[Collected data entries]
○ ○ ○ ○
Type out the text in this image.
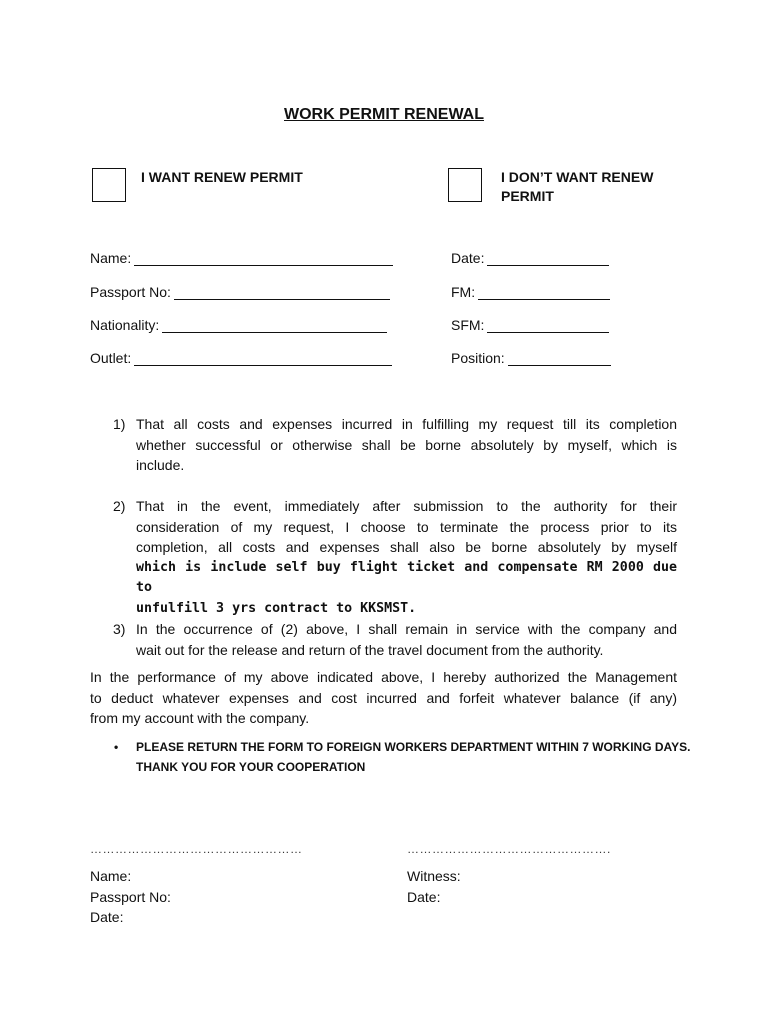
WORK PERMIT RENEWAL
I WANT RENEW PERMIT	I DON’T WANT RENEW
PERMIT
Name:
Passport No:
Nationality:
Outlet:
Date:
FM:
SFM:
Position:
1) That all costs and expenses incurred in fulfilling my request till its completion
whether successful or otherwise shall be borne absolutely by myself, which is
include.
2) That in the event, immediately after submission to the authority for their
consideration of my request, I choose to terminate the process prior to its
completion, all costs and expenses shall also be borne absolutely by myself
which is include self buy flight ticket and compensate RM 2000 due to
unfulfill 3 yrs contract to KKSMST.
3) In the occurrence of (2) above, I shall remain in service with the company and
wait out for the release and return of the travel document from the authority.
In the performance of my above indicated above, I hereby authorized the Management
to deduct whatever expenses and cost incurred and forfeit whatever balance (if any)
from my account with the company.
• PLEASE RETURN THE FORM TO FOREIGN WORKERS DEPARTMENT WITHIN 7 WORKING DAYS.
THANK YOU FOR YOUR COOPERATION
……………………………………………	………………………………………….
Name:
Passport No:
Date:
Witness:
Date:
○ ○ ○ ○
## Exercise aim
Each entry must be retyped word for word, with every image omitted.

## Answer
Type out the text in this image.
WORK PERMIT RENEWAL
I WANT RENEW PERMIT	I DON’T WANT RENEW
PERMIT
Name:
Passport No:
Nationality:
Outlet:
Date:
FM:
SFM:
Position:
1) That all costs and expenses incurred in fulfilling my request till its completion
whether successful or otherwise shall be borne absolutely by myself, which is
include.
2) That in the event, immediately after submission to the authority for their
consideration of my request, I choose to terminate the process prior to its
completion, all costs and expenses shall also be borne absolutely by myself
which is include self buy flight ticket and compensate RM 2000 due to
unfulfill 3 yrs contract to KKSMST.
3) In the occurrence of (2) above, I shall remain in service with the company and
wait out for the release and return of the travel document from the authority.
In the performance of my above indicated above, I hereby authorized the Management
to deduct whatever expenses and cost incurred and forfeit whatever balance (if any)
from my account with the company.
• PLEASE RETURN THE FORM TO FOREIGN WORKERS DEPARTMENT WITHIN 7 WORKING DAYS.
THANK YOU FOR YOUR COOPERATION
……………………………………………	………………………………………….
Name:
Passport No:
Date:
Witness:
Date:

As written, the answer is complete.